>>>>>

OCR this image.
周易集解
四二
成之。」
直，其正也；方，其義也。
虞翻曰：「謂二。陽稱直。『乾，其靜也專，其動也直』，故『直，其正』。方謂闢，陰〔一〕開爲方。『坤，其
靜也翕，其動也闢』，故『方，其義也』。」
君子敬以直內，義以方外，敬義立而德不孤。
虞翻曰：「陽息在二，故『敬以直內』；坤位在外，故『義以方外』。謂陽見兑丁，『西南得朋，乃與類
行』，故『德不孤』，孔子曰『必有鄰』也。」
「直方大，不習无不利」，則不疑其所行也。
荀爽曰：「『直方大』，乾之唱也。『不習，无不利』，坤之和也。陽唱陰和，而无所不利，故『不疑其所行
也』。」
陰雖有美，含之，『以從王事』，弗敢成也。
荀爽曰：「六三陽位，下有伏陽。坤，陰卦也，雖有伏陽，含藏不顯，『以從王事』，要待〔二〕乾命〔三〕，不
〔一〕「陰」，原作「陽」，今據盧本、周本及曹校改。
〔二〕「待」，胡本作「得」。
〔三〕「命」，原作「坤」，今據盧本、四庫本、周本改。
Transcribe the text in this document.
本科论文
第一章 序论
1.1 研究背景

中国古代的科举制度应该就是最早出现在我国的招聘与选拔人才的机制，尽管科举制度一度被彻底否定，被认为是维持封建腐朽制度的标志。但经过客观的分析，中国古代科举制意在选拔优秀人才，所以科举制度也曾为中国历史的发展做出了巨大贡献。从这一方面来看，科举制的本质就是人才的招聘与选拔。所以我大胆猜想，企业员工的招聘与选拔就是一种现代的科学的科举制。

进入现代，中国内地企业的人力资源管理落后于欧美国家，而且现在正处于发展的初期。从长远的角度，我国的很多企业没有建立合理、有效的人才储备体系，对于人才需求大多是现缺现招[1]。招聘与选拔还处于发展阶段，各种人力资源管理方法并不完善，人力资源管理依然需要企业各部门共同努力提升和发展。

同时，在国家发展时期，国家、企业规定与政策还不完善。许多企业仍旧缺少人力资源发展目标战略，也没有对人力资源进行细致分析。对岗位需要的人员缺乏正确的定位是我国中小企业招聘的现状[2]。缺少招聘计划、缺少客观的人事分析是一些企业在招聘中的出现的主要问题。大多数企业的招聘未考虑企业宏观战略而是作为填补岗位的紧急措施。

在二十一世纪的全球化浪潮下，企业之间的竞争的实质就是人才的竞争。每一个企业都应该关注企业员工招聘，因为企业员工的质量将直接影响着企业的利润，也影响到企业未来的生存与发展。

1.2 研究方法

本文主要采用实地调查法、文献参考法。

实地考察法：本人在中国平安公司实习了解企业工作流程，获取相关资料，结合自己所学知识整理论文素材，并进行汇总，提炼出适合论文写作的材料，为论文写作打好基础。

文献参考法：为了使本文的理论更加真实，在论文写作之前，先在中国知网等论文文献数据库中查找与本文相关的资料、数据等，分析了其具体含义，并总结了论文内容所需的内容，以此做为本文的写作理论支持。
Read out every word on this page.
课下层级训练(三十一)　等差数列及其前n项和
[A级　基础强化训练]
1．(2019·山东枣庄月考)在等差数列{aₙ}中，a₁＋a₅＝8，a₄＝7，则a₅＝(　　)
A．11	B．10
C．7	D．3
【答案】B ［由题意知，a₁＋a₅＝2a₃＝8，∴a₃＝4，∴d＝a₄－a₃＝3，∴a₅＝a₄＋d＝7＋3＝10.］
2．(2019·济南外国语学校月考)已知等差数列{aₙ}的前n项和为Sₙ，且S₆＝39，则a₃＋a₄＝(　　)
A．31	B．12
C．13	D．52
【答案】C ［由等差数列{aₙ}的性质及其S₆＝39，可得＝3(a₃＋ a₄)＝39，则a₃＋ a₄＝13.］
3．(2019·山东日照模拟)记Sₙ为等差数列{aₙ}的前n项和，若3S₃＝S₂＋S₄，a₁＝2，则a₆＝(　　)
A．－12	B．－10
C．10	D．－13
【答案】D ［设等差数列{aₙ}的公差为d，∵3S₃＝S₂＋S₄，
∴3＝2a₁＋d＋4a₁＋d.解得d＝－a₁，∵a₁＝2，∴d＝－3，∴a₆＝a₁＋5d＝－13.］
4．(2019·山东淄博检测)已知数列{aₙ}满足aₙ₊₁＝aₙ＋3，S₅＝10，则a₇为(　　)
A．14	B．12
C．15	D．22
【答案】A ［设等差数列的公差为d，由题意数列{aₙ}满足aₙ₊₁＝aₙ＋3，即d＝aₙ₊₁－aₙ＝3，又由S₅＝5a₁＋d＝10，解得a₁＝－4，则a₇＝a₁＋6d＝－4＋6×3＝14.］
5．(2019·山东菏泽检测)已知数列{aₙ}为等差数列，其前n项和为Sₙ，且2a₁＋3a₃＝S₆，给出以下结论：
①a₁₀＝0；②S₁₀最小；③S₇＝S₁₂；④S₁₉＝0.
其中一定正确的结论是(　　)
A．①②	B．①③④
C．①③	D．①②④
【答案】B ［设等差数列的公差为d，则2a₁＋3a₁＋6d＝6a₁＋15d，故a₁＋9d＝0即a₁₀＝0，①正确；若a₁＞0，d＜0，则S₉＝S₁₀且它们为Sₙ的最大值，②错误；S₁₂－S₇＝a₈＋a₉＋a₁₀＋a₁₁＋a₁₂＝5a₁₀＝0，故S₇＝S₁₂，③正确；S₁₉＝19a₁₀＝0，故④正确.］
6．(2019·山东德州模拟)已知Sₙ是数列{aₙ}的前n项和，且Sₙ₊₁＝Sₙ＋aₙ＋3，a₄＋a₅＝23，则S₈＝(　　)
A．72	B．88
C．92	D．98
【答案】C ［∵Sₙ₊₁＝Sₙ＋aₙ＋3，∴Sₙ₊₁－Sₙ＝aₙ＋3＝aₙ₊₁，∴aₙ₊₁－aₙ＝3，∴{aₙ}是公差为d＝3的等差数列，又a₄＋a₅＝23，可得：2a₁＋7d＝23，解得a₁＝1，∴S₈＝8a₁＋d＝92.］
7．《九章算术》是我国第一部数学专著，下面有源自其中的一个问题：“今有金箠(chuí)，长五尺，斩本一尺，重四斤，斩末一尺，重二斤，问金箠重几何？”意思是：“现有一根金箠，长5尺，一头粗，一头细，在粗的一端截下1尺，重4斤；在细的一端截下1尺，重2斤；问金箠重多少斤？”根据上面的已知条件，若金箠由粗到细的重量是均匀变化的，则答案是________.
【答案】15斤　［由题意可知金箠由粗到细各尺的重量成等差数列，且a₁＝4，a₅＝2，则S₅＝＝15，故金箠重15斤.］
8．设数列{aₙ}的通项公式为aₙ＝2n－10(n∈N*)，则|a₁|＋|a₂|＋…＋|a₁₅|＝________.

<<<<<

Going through the entries above, tally each line that has the word "已知数列". Answer with the number only.

2